_Instruction_
Each line containing the word "result" must be reported.

_Dataset excerpts_

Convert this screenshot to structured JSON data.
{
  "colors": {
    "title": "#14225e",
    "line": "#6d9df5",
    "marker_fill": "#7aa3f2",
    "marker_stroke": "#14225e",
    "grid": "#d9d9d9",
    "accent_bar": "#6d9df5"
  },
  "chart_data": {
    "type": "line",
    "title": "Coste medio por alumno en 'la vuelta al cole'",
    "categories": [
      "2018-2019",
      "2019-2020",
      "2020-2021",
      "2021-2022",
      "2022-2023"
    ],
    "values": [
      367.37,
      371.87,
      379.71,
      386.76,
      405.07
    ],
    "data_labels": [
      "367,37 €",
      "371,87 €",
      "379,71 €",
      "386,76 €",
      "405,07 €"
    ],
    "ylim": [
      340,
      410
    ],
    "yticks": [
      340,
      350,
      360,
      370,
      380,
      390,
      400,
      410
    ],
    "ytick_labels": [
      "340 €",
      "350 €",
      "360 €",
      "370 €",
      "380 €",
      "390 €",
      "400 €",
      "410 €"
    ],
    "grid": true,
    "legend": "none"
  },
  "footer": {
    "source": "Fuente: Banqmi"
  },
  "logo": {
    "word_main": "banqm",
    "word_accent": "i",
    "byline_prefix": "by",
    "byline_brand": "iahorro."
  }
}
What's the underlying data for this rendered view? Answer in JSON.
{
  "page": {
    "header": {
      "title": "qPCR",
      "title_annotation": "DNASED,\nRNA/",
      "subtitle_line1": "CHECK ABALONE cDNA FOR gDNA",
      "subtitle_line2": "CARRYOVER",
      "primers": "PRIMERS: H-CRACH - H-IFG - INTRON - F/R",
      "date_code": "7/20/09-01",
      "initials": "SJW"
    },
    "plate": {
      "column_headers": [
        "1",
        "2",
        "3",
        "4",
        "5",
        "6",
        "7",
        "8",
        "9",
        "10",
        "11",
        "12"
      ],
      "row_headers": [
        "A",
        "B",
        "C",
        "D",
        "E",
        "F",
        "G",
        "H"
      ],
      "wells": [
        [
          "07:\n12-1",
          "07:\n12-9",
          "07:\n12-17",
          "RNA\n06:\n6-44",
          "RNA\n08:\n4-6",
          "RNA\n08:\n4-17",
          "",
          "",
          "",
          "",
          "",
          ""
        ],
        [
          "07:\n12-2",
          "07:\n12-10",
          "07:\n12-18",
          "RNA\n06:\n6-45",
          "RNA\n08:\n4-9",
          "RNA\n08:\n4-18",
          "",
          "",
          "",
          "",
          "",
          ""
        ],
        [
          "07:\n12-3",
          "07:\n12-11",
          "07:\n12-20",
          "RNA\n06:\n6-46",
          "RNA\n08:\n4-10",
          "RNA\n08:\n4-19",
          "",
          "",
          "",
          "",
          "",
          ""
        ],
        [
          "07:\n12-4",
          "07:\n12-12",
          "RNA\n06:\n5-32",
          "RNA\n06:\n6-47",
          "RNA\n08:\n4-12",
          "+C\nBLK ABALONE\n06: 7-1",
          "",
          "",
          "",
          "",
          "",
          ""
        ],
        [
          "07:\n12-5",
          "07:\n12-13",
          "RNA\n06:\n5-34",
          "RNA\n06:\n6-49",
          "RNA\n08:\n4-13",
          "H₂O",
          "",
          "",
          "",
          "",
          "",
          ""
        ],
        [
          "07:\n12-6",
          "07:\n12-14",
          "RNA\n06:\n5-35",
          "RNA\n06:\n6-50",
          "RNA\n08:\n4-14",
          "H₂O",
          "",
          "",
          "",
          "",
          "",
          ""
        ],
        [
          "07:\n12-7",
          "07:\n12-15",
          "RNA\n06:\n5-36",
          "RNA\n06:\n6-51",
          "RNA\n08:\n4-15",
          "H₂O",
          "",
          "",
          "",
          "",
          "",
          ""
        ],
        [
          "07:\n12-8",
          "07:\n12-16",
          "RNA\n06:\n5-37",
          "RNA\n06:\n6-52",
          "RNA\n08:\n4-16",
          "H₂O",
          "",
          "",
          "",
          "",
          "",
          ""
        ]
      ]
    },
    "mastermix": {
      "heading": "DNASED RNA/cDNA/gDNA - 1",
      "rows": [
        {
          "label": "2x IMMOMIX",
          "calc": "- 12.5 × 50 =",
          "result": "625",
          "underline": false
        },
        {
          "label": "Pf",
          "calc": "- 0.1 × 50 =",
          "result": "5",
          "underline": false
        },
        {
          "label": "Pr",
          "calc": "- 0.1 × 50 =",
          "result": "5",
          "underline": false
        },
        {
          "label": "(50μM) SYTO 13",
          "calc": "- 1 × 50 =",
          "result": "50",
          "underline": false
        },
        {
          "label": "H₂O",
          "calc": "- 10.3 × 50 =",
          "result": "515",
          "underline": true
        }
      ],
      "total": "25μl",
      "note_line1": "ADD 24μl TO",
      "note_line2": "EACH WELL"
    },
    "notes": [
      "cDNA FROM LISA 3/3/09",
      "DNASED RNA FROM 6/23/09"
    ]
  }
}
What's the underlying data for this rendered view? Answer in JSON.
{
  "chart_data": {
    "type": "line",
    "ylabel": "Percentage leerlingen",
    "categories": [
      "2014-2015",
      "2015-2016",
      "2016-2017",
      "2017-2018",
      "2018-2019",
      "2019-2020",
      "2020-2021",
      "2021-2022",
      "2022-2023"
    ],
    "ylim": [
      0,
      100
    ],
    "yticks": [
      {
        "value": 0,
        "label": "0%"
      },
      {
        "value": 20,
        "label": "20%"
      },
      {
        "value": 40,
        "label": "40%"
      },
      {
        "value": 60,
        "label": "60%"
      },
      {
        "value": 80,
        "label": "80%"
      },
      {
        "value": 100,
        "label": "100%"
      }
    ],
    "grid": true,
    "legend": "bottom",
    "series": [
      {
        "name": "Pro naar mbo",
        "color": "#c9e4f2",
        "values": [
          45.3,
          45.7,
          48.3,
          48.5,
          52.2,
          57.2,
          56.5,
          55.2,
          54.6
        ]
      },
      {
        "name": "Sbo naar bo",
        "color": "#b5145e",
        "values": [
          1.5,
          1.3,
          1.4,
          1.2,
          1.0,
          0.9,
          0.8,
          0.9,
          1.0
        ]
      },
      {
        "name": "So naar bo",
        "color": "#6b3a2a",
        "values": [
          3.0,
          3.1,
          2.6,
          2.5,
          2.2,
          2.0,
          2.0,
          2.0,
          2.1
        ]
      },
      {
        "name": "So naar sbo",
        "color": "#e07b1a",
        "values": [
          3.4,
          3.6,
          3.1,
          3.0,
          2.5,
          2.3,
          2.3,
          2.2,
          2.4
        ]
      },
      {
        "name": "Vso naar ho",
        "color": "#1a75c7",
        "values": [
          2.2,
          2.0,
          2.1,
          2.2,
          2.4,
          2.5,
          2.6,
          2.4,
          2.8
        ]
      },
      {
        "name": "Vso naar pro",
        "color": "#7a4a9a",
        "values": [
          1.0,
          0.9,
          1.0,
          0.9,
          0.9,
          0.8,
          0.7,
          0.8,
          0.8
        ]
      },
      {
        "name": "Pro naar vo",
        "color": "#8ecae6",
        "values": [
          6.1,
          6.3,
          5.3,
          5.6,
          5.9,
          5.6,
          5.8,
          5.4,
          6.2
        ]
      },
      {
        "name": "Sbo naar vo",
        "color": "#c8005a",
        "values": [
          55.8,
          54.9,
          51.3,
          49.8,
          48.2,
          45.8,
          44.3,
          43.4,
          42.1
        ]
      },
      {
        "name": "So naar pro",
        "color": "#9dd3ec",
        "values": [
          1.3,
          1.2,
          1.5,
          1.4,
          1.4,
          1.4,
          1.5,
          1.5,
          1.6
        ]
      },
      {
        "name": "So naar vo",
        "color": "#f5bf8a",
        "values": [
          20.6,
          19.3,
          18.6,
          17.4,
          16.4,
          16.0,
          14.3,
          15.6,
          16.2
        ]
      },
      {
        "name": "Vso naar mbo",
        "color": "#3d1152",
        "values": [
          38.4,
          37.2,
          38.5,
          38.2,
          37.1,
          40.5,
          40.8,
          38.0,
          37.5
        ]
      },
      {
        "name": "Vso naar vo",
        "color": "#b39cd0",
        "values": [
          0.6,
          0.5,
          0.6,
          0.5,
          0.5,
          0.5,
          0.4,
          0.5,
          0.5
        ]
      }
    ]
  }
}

_Task solution_
          "result": "625",
          "result": "5",
          "result": "5",
          "result": "50",
          "result": "515",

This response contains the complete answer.